Stored data entries
-.-.-

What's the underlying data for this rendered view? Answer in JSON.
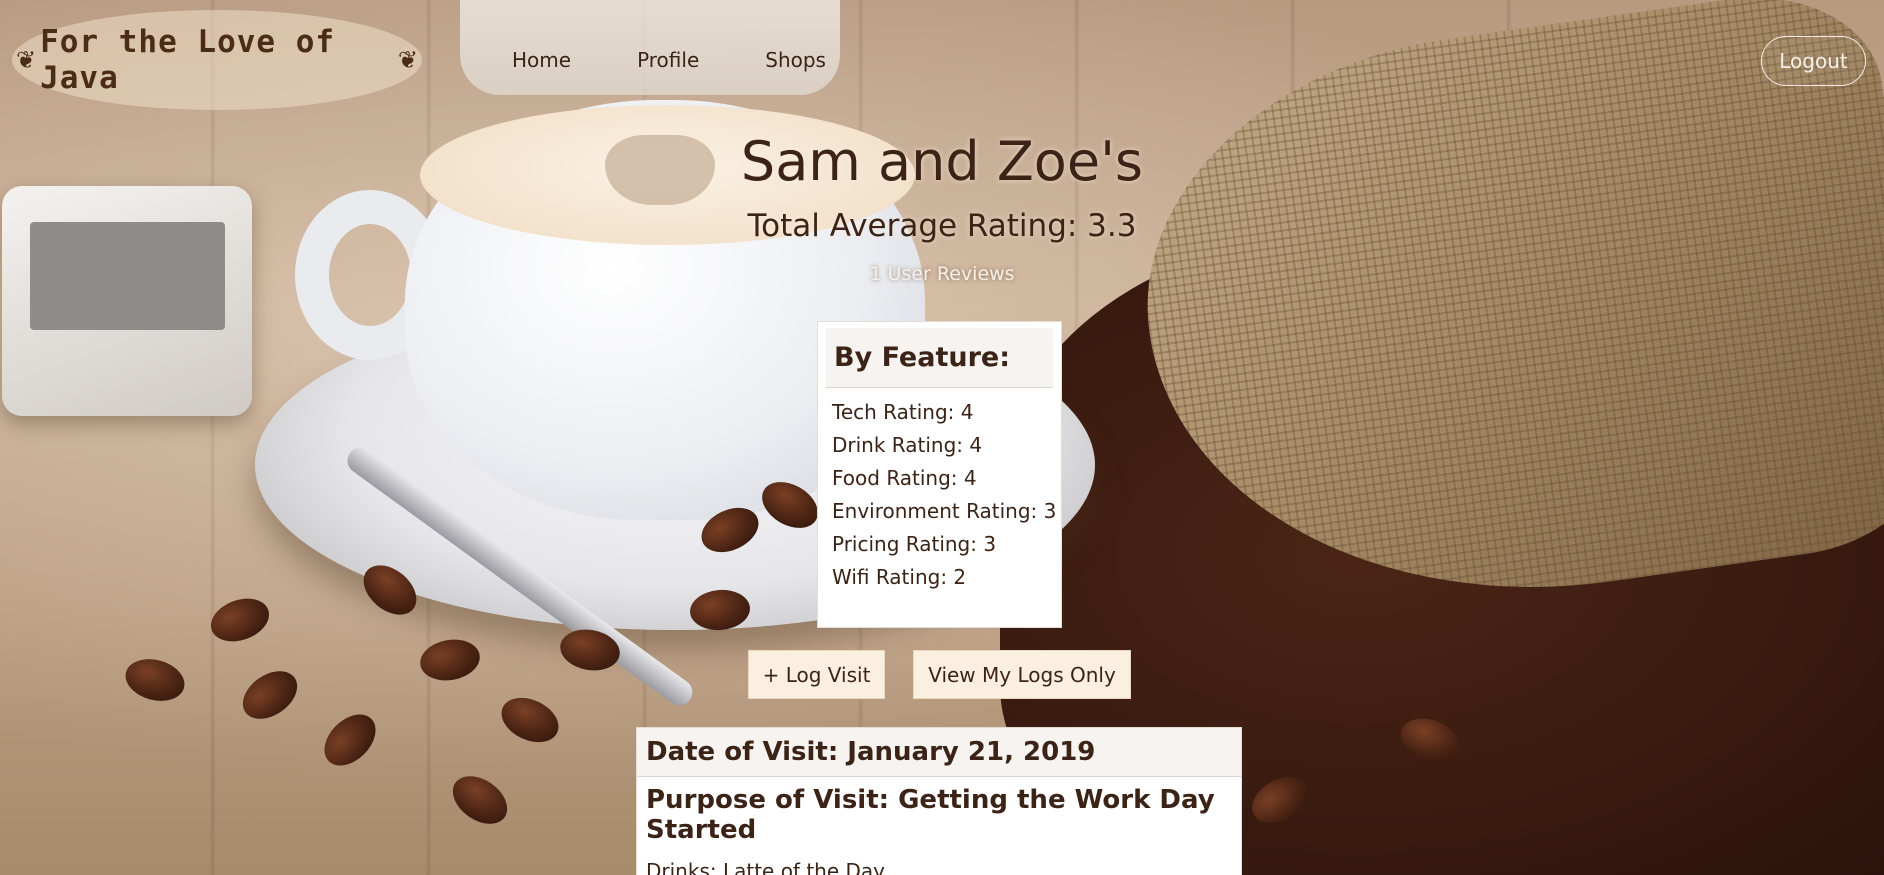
{
  "header": {
    "logo_text": "For the Love of Java",
    "leaf_glyph": "❦",
    "nav": [
      {
        "label": "Home"
      },
      {
        "label": "Profile"
      },
      {
        "label": "Shops"
      }
    ],
    "logout_label": "Logout"
  },
  "shop": {
    "name": "Sam and Zoe's",
    "average_rating_text": "Total Average Rating: 3.3",
    "review_count_text": "1 User Reviews"
  },
  "features": {
    "heading": "By Feature:",
    "items": [
      {
        "label": "Tech Rating: 4"
      },
      {
        "label": "Drink Rating: 4"
      },
      {
        "label": "Food Rating: 4"
      },
      {
        "label": "Environment Rating: 3"
      },
      {
        "label": "Pricing Rating: 3"
      },
      {
        "label": "Wifi Rating: 2"
      }
    ]
  },
  "actions": {
    "log_visit_label": "+ Log Visit",
    "view_my_logs_label": "View My Logs Only"
  },
  "visit": {
    "date_text": "Date of Visit: January 21, 2019",
    "purpose_text": "Purpose of Visit: Getting the Work Day Started",
    "drinks_text": "Drinks: Latte of the Day"
  },
  "colors": {
    "text_brown": "#3b2417",
    "button_bg": "#fbefdf",
    "card_bg": "#ffffff"
  }
}
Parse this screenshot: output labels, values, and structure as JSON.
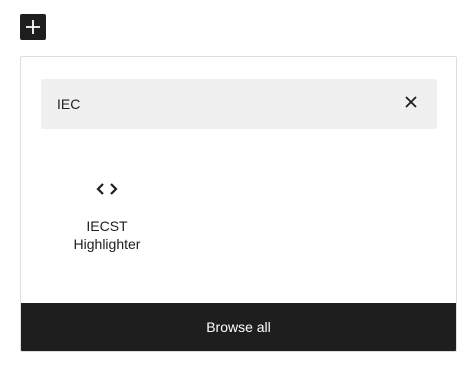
{
  "inserter": {
    "toggle_icon": "plus-icon",
    "search": {
      "value": "IEC",
      "clear_icon": "close-icon"
    },
    "results": [
      {
        "icon": "code-brackets-icon",
        "title": "IECST Highlighter"
      }
    ],
    "browse_all_label": "Browse all"
  },
  "colors": {
    "dark": "#1e1e1e",
    "search_bg": "#f0f0f0",
    "border": "#dddddd"
  }
}
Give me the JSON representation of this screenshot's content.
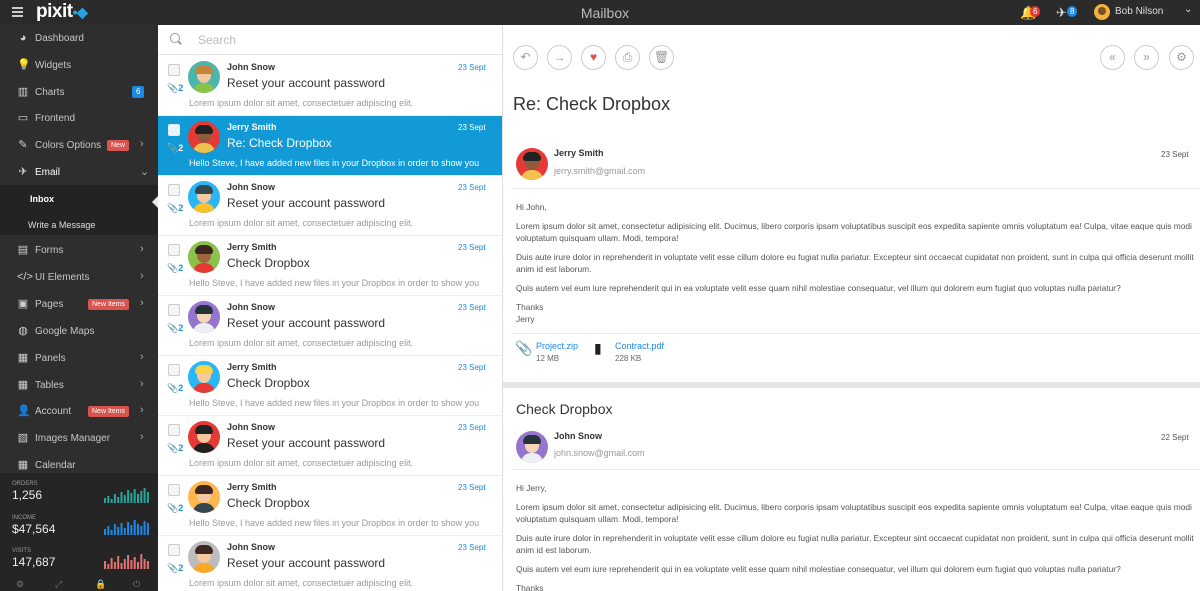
{
  "topbar": {
    "logo": "pixit",
    "title": "Mailbox",
    "notifications_count": "6",
    "messages_count": "8",
    "user_name": "Bob Nilson"
  },
  "sidebar": {
    "items": [
      {
        "label": "Dashboard",
        "icon": "dashboard-icon"
      },
      {
        "label": "Widgets",
        "icon": "lightbulb-icon"
      },
      {
        "label": "Charts",
        "icon": "bar-chart-icon",
        "count": "6"
      },
      {
        "label": "Frontend",
        "icon": "monitor-icon"
      },
      {
        "label": "Colors Options",
        "icon": "paint-brush-icon",
        "pill": "New"
      },
      {
        "label": "Email",
        "icon": "paper-plane-icon"
      },
      {
        "label": "Forms",
        "icon": "form-icon"
      },
      {
        "label": "UI Elements",
        "icon": "code-icon"
      },
      {
        "label": "Pages",
        "icon": "pages-icon",
        "pill": "New Items"
      },
      {
        "label": "Google Maps",
        "icon": "globe-icon"
      },
      {
        "label": "Panels",
        "icon": "grid-icon"
      },
      {
        "label": "Tables",
        "icon": "table-icon"
      },
      {
        "label": "Account",
        "icon": "user-icon",
        "pill": "New Items"
      },
      {
        "label": "Images Manager",
        "icon": "image-icon"
      },
      {
        "label": "Calendar",
        "icon": "calendar-icon"
      }
    ],
    "submenu": [
      "Inbox",
      "Write a Message"
    ],
    "stats": [
      {
        "label": "Orders",
        "value": "1,256",
        "color": "#26a69a"
      },
      {
        "label": "Income",
        "value": "$47,564",
        "color": "#1e88e5"
      },
      {
        "label": "Visits",
        "value": "147,687",
        "color": "#e57373"
      }
    ]
  },
  "search": {
    "placeholder": "Search"
  },
  "mails": [
    {
      "from": "John Snow",
      "date": "23 Sept",
      "subject": "Reset your account password",
      "preview": "Lorem ipsum dolor sit amet, consectetuer adipiscing elit.",
      "attachments": "2",
      "avatar_bg": "#4db6ac",
      "hair": "#c0863a",
      "skin": "#f6c89e",
      "shirt": "#8bc34a"
    },
    {
      "from": "Jerry Smith",
      "date": "23 Sept",
      "subject": "Re: Check Dropbox",
      "preview": "Hello Steve, I have added new files in your Dropbox in order to show you",
      "attachments": "2",
      "avatar_bg": "#e53935",
      "hair": "#222222",
      "skin": "#8d5a3a",
      "shirt": "#f2c14e",
      "selected": true
    },
    {
      "from": "John Snow",
      "date": "23 Sept",
      "subject": "Reset your account password",
      "preview": "Lorem ipsum dolor sit amet, consectetuer adipiscing elit.",
      "attachments": "2",
      "avatar_bg": "#29b6f6",
      "hair": "#37474f",
      "skin": "#f6c89e",
      "shirt": "#fbc02d"
    },
    {
      "from": "Jerry Smith",
      "date": "23 Sept",
      "subject": "Check Dropbox",
      "preview": "Hello Steve, I have added new files in your Dropbox in order to show you",
      "attachments": "2",
      "avatar_bg": "#8bc34a",
      "hair": "#3e2723",
      "skin": "#a0673f",
      "shirt": "#e53935"
    },
    {
      "from": "John Snow",
      "date": "23 Sept",
      "subject": "Reset your account password",
      "preview": "Lorem ipsum dolor sit amet, consectetuer adipiscing elit.",
      "attachments": "2",
      "avatar_bg": "#9575cd",
      "hair": "#263238",
      "skin": "#f6d5b8",
      "shirt": "#eceff1"
    },
    {
      "from": "Jerry Smith",
      "date": "23 Sept",
      "subject": "Check Dropbox",
      "preview": "Hello Steve, I have added new files in your Dropbox in order to show you",
      "attachments": "2",
      "avatar_bg": "#29b6f6",
      "hair": "#f9d34a",
      "skin": "#f6c89e",
      "shirt": "#e53935"
    },
    {
      "from": "John Snow",
      "date": "23 Sept",
      "subject": "Reset your account password",
      "preview": "Lorem ipsum dolor sit amet, consectetuer adipiscing elit.",
      "attachments": "2",
      "avatar_bg": "#e53935",
      "hair": "#212121",
      "skin": "#f6c89e",
      "shirt": "#212121"
    },
    {
      "from": "Jerry Smith",
      "date": "23 Sept",
      "subject": "Check Dropbox",
      "preview": "Hello Steve, I have added new files in your Dropbox in order to show you",
      "attachments": "2",
      "avatar_bg": "#ffb74d",
      "hair": "#3e2723",
      "skin": "#f6c89e",
      "shirt": "#37474f"
    },
    {
      "from": "John Snow",
      "date": "23 Sept",
      "subject": "Reset your account password",
      "preview": "Lorem ipsum dolor sit amet, consectetuer adipiscing elit.",
      "attachments": "2",
      "avatar_bg": "#bdbdbd",
      "hair": "#3e2723",
      "skin": "#f6c89e",
      "shirt": "#f9a825"
    }
  ],
  "reader": {
    "subject": "Re: Check Dropbox",
    "message1": {
      "from": "Jerry Smith",
      "email": "jerry.smith@gmail.com",
      "date": "23 Sept",
      "greeting": "Hi John,",
      "p1": "Lorem ipsum dolor sit amet, consectetur adipisicing elit. Ducimus, libero corporis ipsam voluptatibus suscipit eos expedita sapiente omnis voluptatum ea! Culpa, vitae eaque quis modi voluptatum quisquam ullam. Modi, tempora!",
      "p2": "Duis aute irure dolor in reprehenderit in voluptate velit esse cillum dolore eu fugiat nulla pariatur. Excepteur sint occaecat cupidatat non proident, sunt in culpa qui officia deserunt mollit anim id est laborum.",
      "p3": "Quis autem vel eum iure reprehenderit qui in ea voluptate velit esse quam nihil molestiae consequatur, vel illum qui dolorem eum fugiat quo voluptas nulla pariatur?",
      "signoff": "Thanks",
      "signature": "Jerry",
      "attachments": [
        {
          "name": "Project.zip",
          "size": "12 MB",
          "icon": "paperclip-icon"
        },
        {
          "name": "Contract.pdf",
          "size": "228 KB",
          "icon": "file-icon"
        }
      ]
    },
    "message2": {
      "title": "Check Dropbox",
      "from": "John Snow",
      "email": "john.snow@gmail.com",
      "date": "22 Sept",
      "greeting": "Hi Jerry,",
      "p1": "Lorem ipsum dolor sit amet, consectetur adipisicing elit. Ducimus, libero corporis ipsam voluptatibus suscipit eos expedita sapiente omnis voluptatum ea! Culpa, vitae eaque quis modi voluptatum quisquam ullam. Modi, tempora!",
      "p2": "Duis aute irure dolor in reprehenderit in voluptate velit esse cillum dolore eu fugiat nulla pariatur. Excepteur sint occaecat cupidatat non proident, sunt in culpa qui officia deserunt mollit anim id est laborum.",
      "p3": "Quis autem vel eum iure reprehenderit qui in ea voluptate velit esse quam nihil molestiae consequatur, vel illum qui dolorem eum fugiat quo voluptas nulla pariatur?",
      "signoff": "Thanks"
    }
  }
}
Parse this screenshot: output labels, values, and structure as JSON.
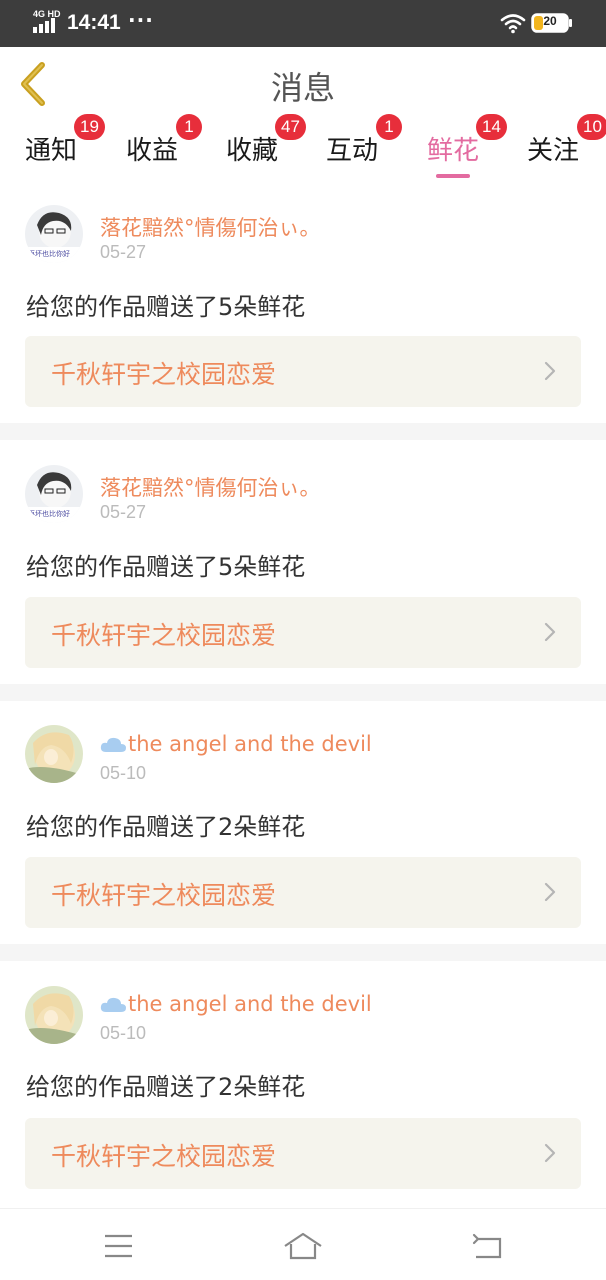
{
  "status_bar": {
    "network": "4G HD",
    "time": "14:41",
    "dots": "···",
    "battery": "20"
  },
  "header": {
    "title": "消息",
    "back_icon": "chevron-left-icon"
  },
  "tabs": [
    {
      "label": "通知",
      "badge": "19",
      "active": false
    },
    {
      "label": "收益",
      "badge": "1",
      "active": false
    },
    {
      "label": "收藏",
      "badge": "47",
      "active": false
    },
    {
      "label": "互动",
      "badge": "1",
      "active": false
    },
    {
      "label": "鲜花",
      "badge": "14",
      "active": true
    },
    {
      "label": "关注",
      "badge": "10",
      "active": false
    }
  ],
  "notifications": [
    {
      "user": "落花黯然°情傷何治ぃ。",
      "date": "05-27",
      "message": "给您的作品赠送了5朵鲜花",
      "work": "千秋轩宇之校园恋爱",
      "avatar_caption": "再坏也比你好"
    },
    {
      "user": "落花黯然°情傷何治ぃ。",
      "date": "05-27",
      "message": "给您的作品赠送了5朵鲜花",
      "work": "千秋轩宇之校园恋爱",
      "avatar_caption": "再坏也比你好"
    },
    {
      "user": "the angel and the devil",
      "date": "05-10",
      "message": "给您的作品赠送了2朵鲜花",
      "work": "千秋轩宇之校园恋爱"
    },
    {
      "user": "the angel and the devil",
      "date": "05-10",
      "message": "给您的作品赠送了2朵鲜花",
      "work": "千秋轩宇之校园恋爱"
    }
  ],
  "bottom_nav": {
    "menu_icon": "menu-icon",
    "home_icon": "home-icon",
    "back_icon": "return-icon"
  },
  "colors": {
    "accent": "#e36ba0",
    "username": "#ee8a5c",
    "badge": "#e72e3b",
    "back_arrow": "#c9a020"
  }
}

-.-.-

• _Exercise directions_
Copy out every line in the entries above that holds "code".

• _Output below_
        "icon": "code-brackets-icon",
        "icon": "code-icon"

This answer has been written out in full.